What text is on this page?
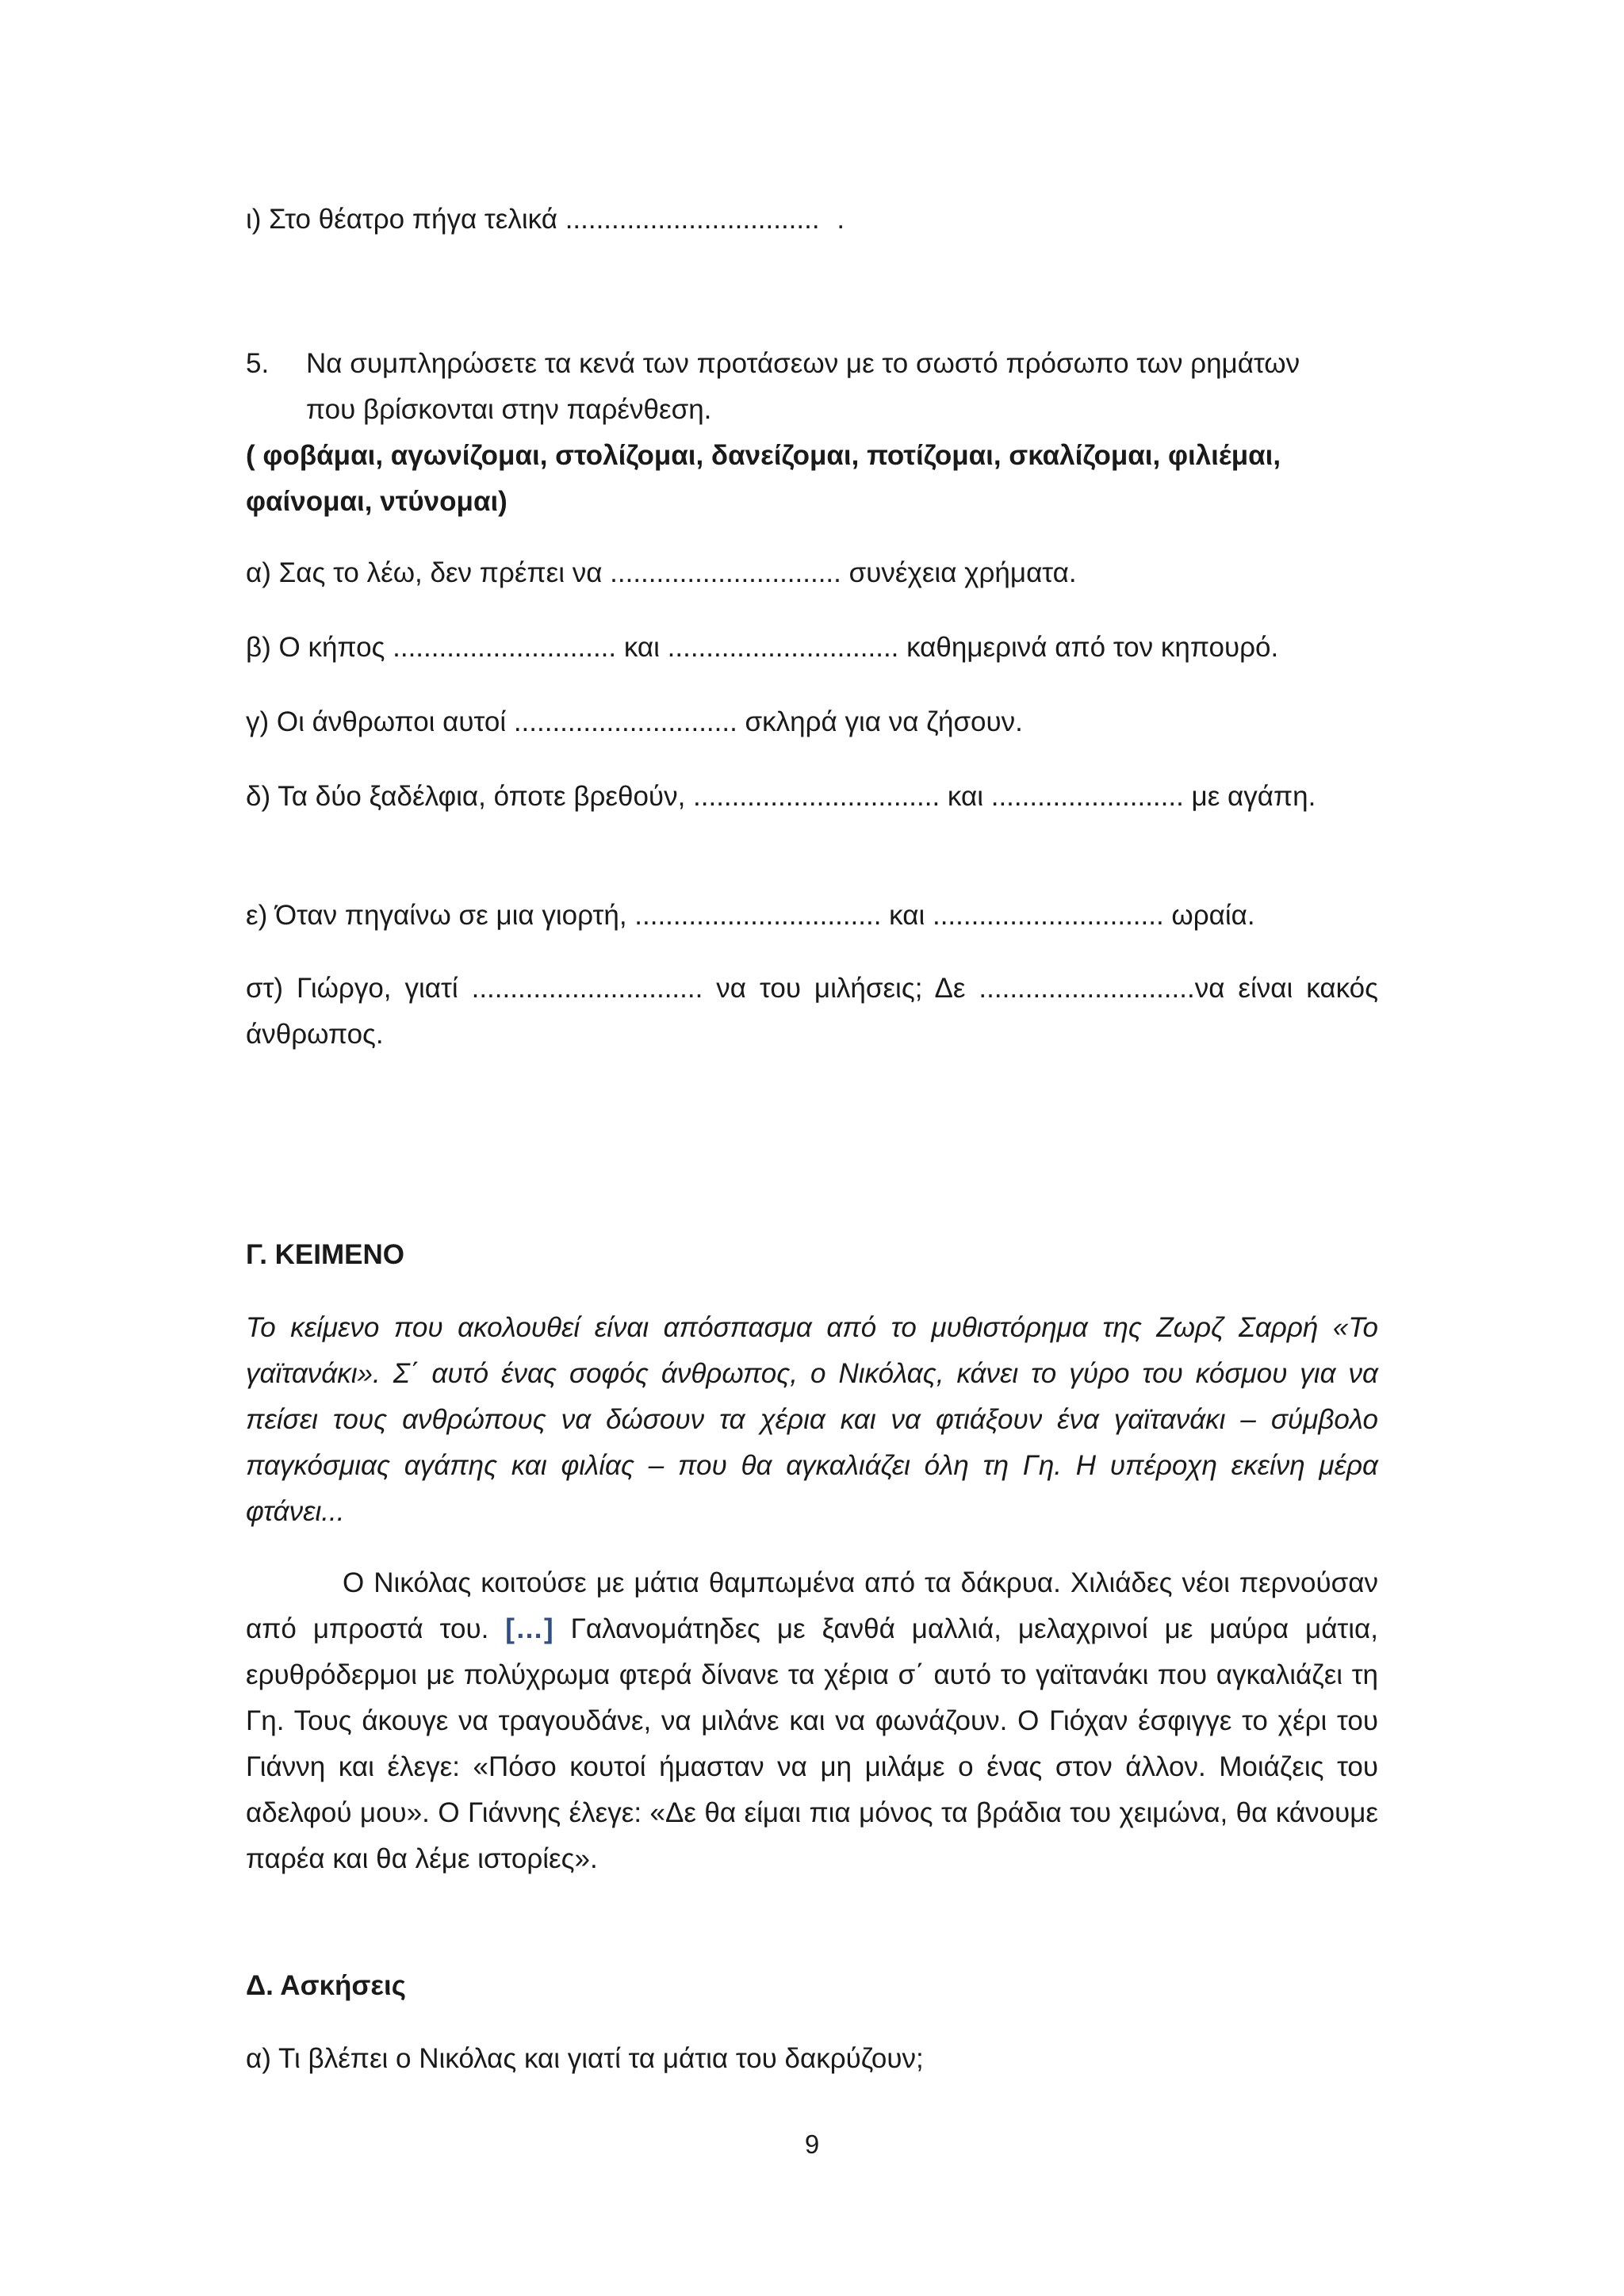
ι) Στο θέατρο πήγα τελικά ................................. .

5. Να συμπληρώσετε τα κενά των προτάσεων με το σωστό πρόσωπο των ρημάτων

που βρίσκονται στην παρένθεση.

( φοβάμαι, αγωνίζομαι, στολίζομαι, δανείζομαι, ποτίζομαι, σκαλίζομαι, φιλιέμαι,

φαίνομαι, ντύνομαι)

α) Σας το λέω, δεν πρέπει να .............................. συνέχεια χρήματα.

β) Ο κήπος ............................. και .............................. καθημερινά από τον κηπουρό.

γ) Οι άνθρωποι αυτοί ............................. σκληρά για να ζήσουν.

δ) Τα δύο ξαδέλφια, όποτε βρεθούν, ................................ και ......................... με αγάπη.

ε) Όταν πηγαίνω σε μια γιορτή, ................................ και .............................. ωραία.

στ) Γιώργο, γιατί .............................. να του μιλήσεις; Δε ............................να είναι κακός άνθρωπος.

Γ. ΚΕΙΜΕΝΟ

Το κείμενο που ακολουθεί είναι απόσπασμα από το μυθιστόρημα της Ζωρζ Σαρρή «Το γαϊτανάκι». Σ΄ αυτό ένας σοφός άνθρωπος, ο Νικόλας, κάνει το γύρο του κόσμου για να πείσει τους ανθρώπους να δώσουν τα χέρια και να φτιάξουν ένα γαϊτανάκι – σύμβολο παγκόσμιας αγάπης και φιλίας – που θα αγκαλιάζει όλη τη Γη. Η υπέροχη εκείνη μέρα φτάνει...

Ο Νικόλας κοιτούσε με μάτια θαμπωμένα από τα δάκρυα. Χιλιάδες νέοι περνούσαν από μπροστά του. […] Γαλανομάτηδες με ξανθά μαλλιά, μελαχρινοί με μαύρα μάτια, ερυθρόδερμοι με πολύχρωμα φτερά δίνανε τα χέρια σ΄ αυτό το γαϊτανάκι που αγκαλιάζει τη Γη. Τους άκουγε να τραγουδάνε, να μιλάνε και να φωνάζουν. Ο Γιόχαν έσφιγγε το χέρι του Γιάννη και έλεγε: «Πόσο κουτοί ήμασταν να μη μιλάμε ο ένας στον άλλον. Μοιάζεις του αδελφού μου». Ο Γιάννης έλεγε: «Δε θα είμαι πια μόνος τα βράδια του χειμώνα, θα κάνουμε παρέα και θα λέμε ιστορίες».

Δ. Ασκήσεις

α) Τι βλέπει ο Νικόλας και γιατί τα μάτια του δακρύζουν;

9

◇ ◇ ◇ ◇

Go through the records and pull out each line that includes the word "είναι".

στ) Γιώργο, γιατί .............................. να του μιλήσεις; Δε ............................να είναι κακός άνθρωπος.
Το κείμενο που ακολουθεί είναι απόσπασμα από το μυθιστόρημα της Ζωρζ Σαρρή «Το γαϊτανάκι». Σ΄ αυτό ένας σοφός άνθρωπος, ο Νικόλας, κάνει το γύρο του κόσμου για να πείσει τους ανθρώπους να δώσουν τα χέρια και να φτιάξουν ένα γαϊτανάκι – σύμβολο παγκόσμιας αγάπης και φιλίας – που θα αγκαλιάζει όλη τη Γη. Η υπέροχη εκείνη μέρα φτάνει...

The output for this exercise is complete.